═════ Records for processing ═════
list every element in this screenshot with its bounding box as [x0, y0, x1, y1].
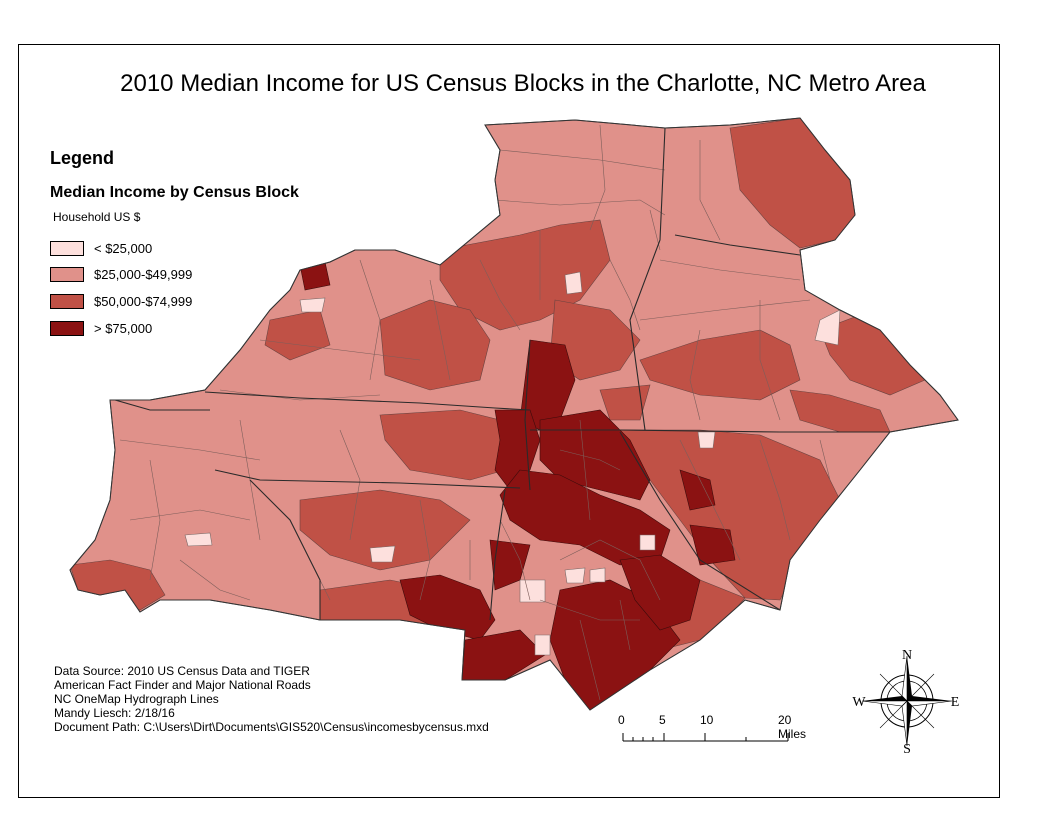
data-source-credits: Data Source: 2010 US Census Data and TIG… [54, 664, 489, 734]
county-regions [69, 117, 959, 711]
scale-label-10: 10 [700, 713, 714, 727]
legend-swatch [50, 266, 84, 282]
map-title: 2010 Median Income for US Census Blocks … [120, 70, 926, 97]
legend-item-50k-75k: $50,000-$74,999 [50, 293, 192, 309]
legend-swatch [50, 240, 84, 256]
legend-unit: Household US $ [53, 210, 141, 224]
legend-label: < $25,000 [94, 240, 153, 256]
scale-label-20: 20 Miles [778, 713, 807, 741]
scale-label-0: 0 [618, 713, 625, 727]
compass-n-label: N [902, 648, 912, 663]
compass-rose-icon: N E S W [852, 648, 960, 756]
county-boundaries [114, 127, 890, 621]
credit-line: Mandy Liesch: 2/18/16 [54, 706, 175, 720]
scale-label-5: 5 [659, 713, 666, 727]
compass-w-label: W [852, 695, 866, 710]
legend-swatch [50, 320, 84, 336]
credit-line: American Fact Finder and Major National … [54, 678, 311, 692]
scale-bar-ticks [622, 733, 789, 742]
credit-line: Data Source: 2010 US Census Data and TIG… [54, 664, 310, 678]
legend-item-over-75k: > $75,000 [50, 320, 152, 336]
income-class-50k-75k [70, 118, 926, 651]
metro-area-outline [69, 117, 959, 711]
income-class-under-25k [184, 271, 841, 656]
credit-line: Document Path: C:\Users\Dirt\Documents\G… [54, 720, 489, 734]
income-class-over-75k [299, 261, 736, 710]
legend-item-25k-50k: $25,000-$49,999 [50, 266, 192, 282]
compass-s-label: S [903, 742, 911, 756]
legend-label: > $75,000 [94, 320, 153, 336]
compass-e-label: E [951, 695, 960, 710]
map-frame [18, 44, 1000, 798]
legend-swatch [50, 293, 84, 309]
legend-label: $25,000-$49,999 [94, 266, 193, 282]
legend-label: $50,000-$74,999 [94, 293, 193, 309]
legend-item-under-25k: < $25,000 [50, 240, 152, 256]
credit-line: NC OneMap Hydrograph Lines [54, 692, 219, 706]
legend-heading: Legend [50, 148, 115, 168]
legend-subtitle: Median Income by Census Block [50, 184, 299, 201]
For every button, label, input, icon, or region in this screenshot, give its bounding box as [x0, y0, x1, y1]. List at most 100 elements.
═════
What needs to be done:
Could you give the listing again from the line with "data-source-credits: Data Source: 2010" up to and including the line with "county-boundaries [114, 127, 890, 621]", switching "legend-swatch" to "legend-color-box" and leaving everything else unchanged?

Task solution:
data-source-credits: Data Source: 2010 US Census Data and TIG… [54, 664, 489, 734]
county-regions [69, 117, 959, 711]
scale-label-10: 10 [700, 713, 714, 727]
legend-color-box [50, 266, 84, 282]
map-title: 2010 Median Income for US Census Blocks … [120, 70, 926, 97]
legend-item-50k-75k: $50,000-$74,999 [50, 293, 192, 309]
legend-color-box [50, 240, 84, 256]
legend-unit: Household US $ [53, 210, 141, 224]
legend-label: < $25,000 [94, 240, 153, 256]
scale-label-20: 20 Miles [778, 713, 807, 741]
scale-label-0: 0 [618, 713, 625, 727]
compass-n-label: N [902, 648, 912, 663]
compass-rose-icon: N E S W [852, 648, 960, 756]
county-boundaries [114, 127, 890, 621]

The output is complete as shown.